-- START OF Supplied records --

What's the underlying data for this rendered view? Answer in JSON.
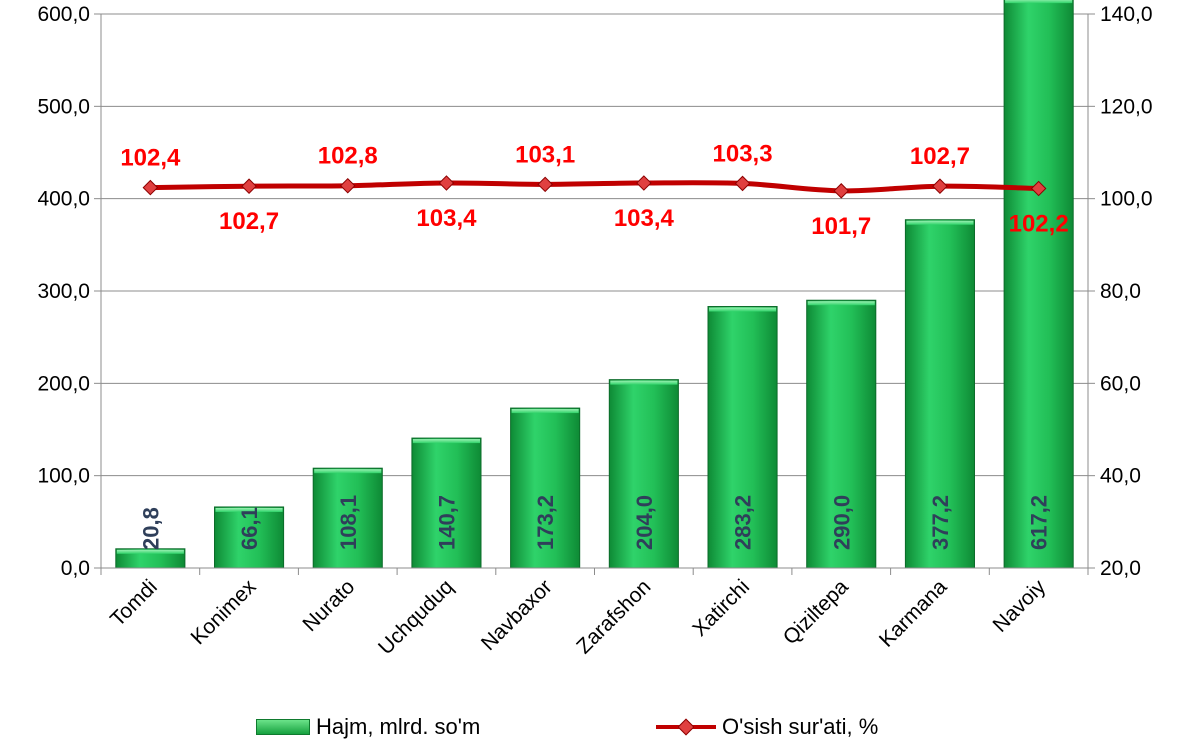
{
  "chart_data": {
    "type": "bar+line",
    "categories": [
      "Tomdi",
      "Konimex",
      "Nurato",
      "Uchquduq",
      "Navbaxor",
      "Zarafshon",
      "Xatirchi",
      "Qiziltepa",
      "Karmana",
      "Navoiy"
    ],
    "series": [
      {
        "name": "Hajm, mlrd. so'm",
        "type": "bar",
        "axis": "left",
        "values": [
          20.8,
          66.1,
          108.1,
          140.7,
          173.2,
          204.0,
          283.2,
          290.0,
          377.2,
          617.2
        ],
        "labels": [
          "20,8",
          "66,1",
          "108,1",
          "140,7",
          "173,2",
          "204,0",
          "283,2",
          "290,0",
          "377,2",
          "617,2"
        ],
        "color": "#1fae4b"
      },
      {
        "name": "O'sish sur'ati, %",
        "type": "line",
        "axis": "right",
        "values": [
          102.4,
          102.7,
          102.8,
          103.4,
          103.1,
          103.4,
          103.3,
          101.7,
          102.7,
          102.2
        ],
        "labels": [
          "102,4",
          "102,7",
          "102,8",
          "103,4",
          "103,1",
          "103,4",
          "103,3",
          "101,7",
          "102,7",
          "102,2"
        ],
        "label_positions": [
          "above",
          "below",
          "above",
          "below",
          "above",
          "below",
          "above",
          "below",
          "above",
          "below"
        ],
        "color": "#c00000"
      }
    ],
    "y_left": {
      "ylim": [
        0,
        600
      ],
      "ticks": [
        "0,0",
        "100,0",
        "200,0",
        "300,0",
        "400,0",
        "500,0",
        "600,0"
      ],
      "tick_values": [
        0,
        100,
        200,
        300,
        400,
        500,
        600
      ]
    },
    "y_right": {
      "ylim": [
        20,
        140
      ],
      "ticks": [
        "20,0",
        "40,0",
        "60,0",
        "80,0",
        "100,0",
        "120,0",
        "140,0"
      ],
      "tick_values": [
        20,
        40,
        60,
        80,
        100,
        120,
        140
      ]
    },
    "grid": true,
    "legend": "bottom",
    "label_color_bars": "#2f3f5a",
    "label_color_line": "#ff0000"
  },
  "legend": {
    "bar_label": "Hajm, mlrd. so'm",
    "line_label": "O'sish sur'ati, %"
  }
}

-- END OF Supplied records --

Aim of the task → Copy out all the data exactly; skip the pictures.

Written response →
What's the underlying data for this rendered view? Answer in JSON.
{
  "chart_data": {
    "type": "bar+line",
    "categories": [
      "Tomdi",
      "Konimex",
      "Nurato",
      "Uchquduq",
      "Navbaxor",
      "Zarafshon",
      "Xatirchi",
      "Qiziltepa",
      "Karmana",
      "Navoiy"
    ],
    "series": [
      {
        "name": "Hajm, mlrd. so'm",
        "type": "bar",
        "axis": "left",
        "values": [
          20.8,
          66.1,
          108.1,
          140.7,
          173.2,
          204.0,
          283.2,
          290.0,
          377.2,
          617.2
        ],
        "labels": [
          "20,8",
          "66,1",
          "108,1",
          "140,7",
          "173,2",
          "204,0",
          "283,2",
          "290,0",
          "377,2",
          "617,2"
        ],
        "color": "#1fae4b"
      },
      {
        "name": "O'sish sur'ati, %",
        "type": "line",
        "axis": "right",
        "values": [
          102.4,
          102.7,
          102.8,
          103.4,
          103.1,
          103.4,
          103.3,
          101.7,
          102.7,
          102.2
        ],
        "labels": [
          "102,4",
          "102,7",
          "102,8",
          "103,4",
          "103,1",
          "103,4",
          "103,3",
          "101,7",
          "102,7",
          "102,2"
        ],
        "label_positions": [
          "above",
          "below",
          "above",
          "below",
          "above",
          "below",
          "above",
          "below",
          "above",
          "below"
        ],
        "color": "#c00000"
      }
    ],
    "y_left": {
      "ylim": [
        0,
        600
      ],
      "ticks": [
        "0,0",
        "100,0",
        "200,0",
        "300,0",
        "400,0",
        "500,0",
        "600,0"
      ],
      "tick_values": [
        0,
        100,
        200,
        300,
        400,
        500,
        600
      ]
    },
    "y_right": {
      "ylim": [
        20,
        140
      ],
      "ticks": [
        "20,0",
        "40,0",
        "60,0",
        "80,0",
        "100,0",
        "120,0",
        "140,0"
      ],
      "tick_values": [
        20,
        40,
        60,
        80,
        100,
        120,
        140
      ]
    },
    "grid": true,
    "legend": "bottom",
    "label_color_bars": "#2f3f5a",
    "label_color_line": "#ff0000"
  },
  "legend": {
    "bar_label": "Hajm, mlrd. so'm",
    "line_label": "O'sish sur'ati, %"
  }
}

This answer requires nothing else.